(Records from a collection)

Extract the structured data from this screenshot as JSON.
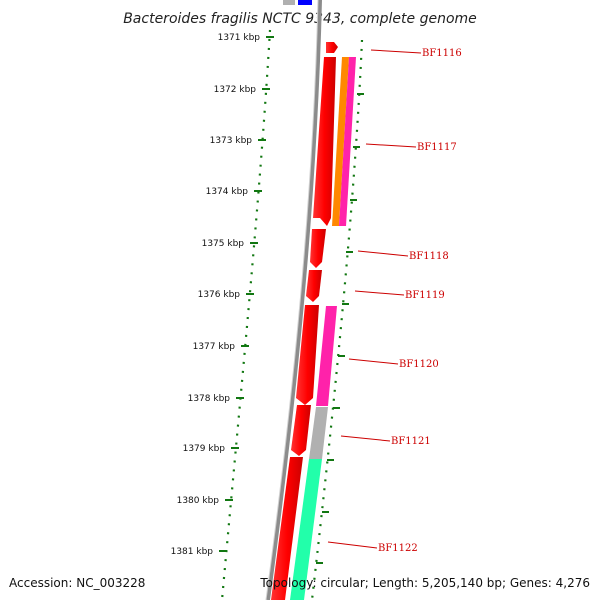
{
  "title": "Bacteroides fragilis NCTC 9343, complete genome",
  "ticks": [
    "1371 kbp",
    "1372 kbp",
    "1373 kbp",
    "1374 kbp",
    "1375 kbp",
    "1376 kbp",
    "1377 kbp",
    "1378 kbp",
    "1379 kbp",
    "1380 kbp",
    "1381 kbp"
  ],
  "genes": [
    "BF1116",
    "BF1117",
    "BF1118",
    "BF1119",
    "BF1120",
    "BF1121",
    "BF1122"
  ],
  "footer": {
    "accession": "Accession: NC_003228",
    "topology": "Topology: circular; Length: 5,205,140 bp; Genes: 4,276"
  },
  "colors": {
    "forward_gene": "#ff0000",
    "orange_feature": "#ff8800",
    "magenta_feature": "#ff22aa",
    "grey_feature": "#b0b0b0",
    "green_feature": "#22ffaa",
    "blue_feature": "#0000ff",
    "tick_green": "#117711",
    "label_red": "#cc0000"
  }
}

● **Exercise prompt**
What is needed is an exact copy of all the entries above, minus the pictures.

● **Answer to the exercise**
Extract the structured data from this screenshot as JSON.
{
  "title": "Bacteroides fragilis NCTC 9343, complete genome",
  "ticks": [
    "1371 kbp",
    "1372 kbp",
    "1373 kbp",
    "1374 kbp",
    "1375 kbp",
    "1376 kbp",
    "1377 kbp",
    "1378 kbp",
    "1379 kbp",
    "1380 kbp",
    "1381 kbp"
  ],
  "genes": [
    "BF1116",
    "BF1117",
    "BF1118",
    "BF1119",
    "BF1120",
    "BF1121",
    "BF1122"
  ],
  "footer": {
    "accession": "Accession: NC_003228",
    "topology": "Topology: circular; Length: 5,205,140 bp; Genes: 4,276"
  },
  "colors": {
    "forward_gene": "#ff0000",
    "orange_feature": "#ff8800",
    "magenta_feature": "#ff22aa",
    "grey_feature": "#b0b0b0",
    "green_feature": "#22ffaa",
    "blue_feature": "#0000ff",
    "tick_green": "#117711",
    "label_red": "#cc0000"
  }
}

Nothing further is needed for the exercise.